• [WHAT YOU NEED TO DO]
From the listing below, copy every line with the word "podatku".

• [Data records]
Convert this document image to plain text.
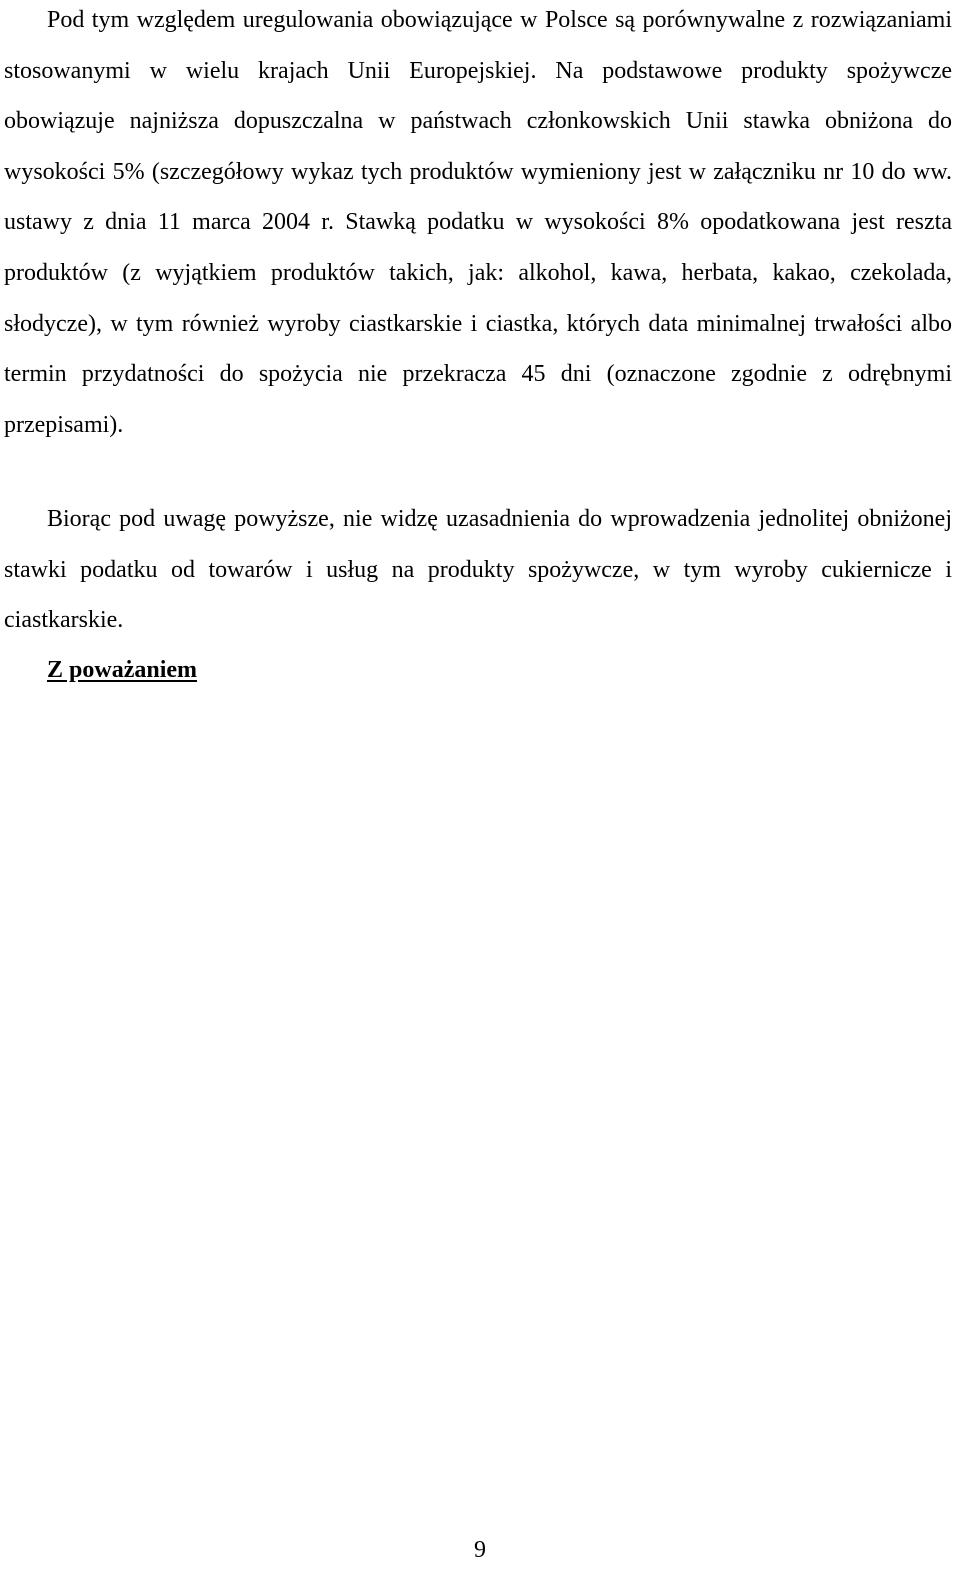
Pod tym względem uregulowania obowiązujące w Polsce są porównywalne z rozwiązaniami stosowanymi w wielu krajach Unii Europejskiej. Na podstawowe produkty spożywcze obowiązuje najniższa dopuszczalna w państwach członkowskich Unii stawka obniżona do wysokości 5% (szczegółowy wykaz tych produktów wymieniony jest w załączniku nr 10 do ww. ustawy z dnia 11 marca 2004 r. Stawką podatku w wysokości 8% opodatkowana jest reszta produktów (z wyjątkiem produktów takich, jak: alkohol, kawa, herbata, kakao, czekolada, słodycze), w tym również wyroby ciastkarskie i ciastka, których data minimalnej trwałości albo termin przydatności do spożycia nie przekracza 45 dni (oznaczone zgodnie z odrębnymi przepisami).

Biorąc pod uwagę powyższe, nie widzę uzasadnienia do wprowadzenia jednolitej obniżonej stawki podatku od towarów i usług na produkty spożywcze, w tym wyroby cukiernicze i ciastkarskie.

Z poważaniem

9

• [PROBLEM SOLUTION]
Pod tym względem uregulowania obowiązujące w Polsce są porównywalne z rozwiązaniami stosowanymi w wielu krajach Unii Europejskiej. Na podstawowe produkty spożywcze obowiązuje najniższa dopuszczalna w państwach członkowskich Unii stawka obniżona do wysokości 5% (szczegółowy wykaz tych produktów wymieniony jest w załączniku nr 10 do ww. ustawy z dnia 11 marca 2004 r. Stawką podatku w wysokości 8% opodatkowana jest reszta produktów (z wyjątkiem produktów takich, jak: alkohol, kawa, herbata, kakao, czekolada, słodycze), w tym również wyroby ciastkarskie i ciastka, których data minimalnej trwałości albo termin przydatności do spożycia nie przekracza 45 dni (oznaczone zgodnie z odrębnymi przepisami).
Biorąc pod uwagę powyższe, nie widzę uzasadnienia do wprowadzenia jednolitej obniżonej stawki podatku od towarów i usług na produkty spożywcze, w tym wyroby cukiernicze i ciastkarskie.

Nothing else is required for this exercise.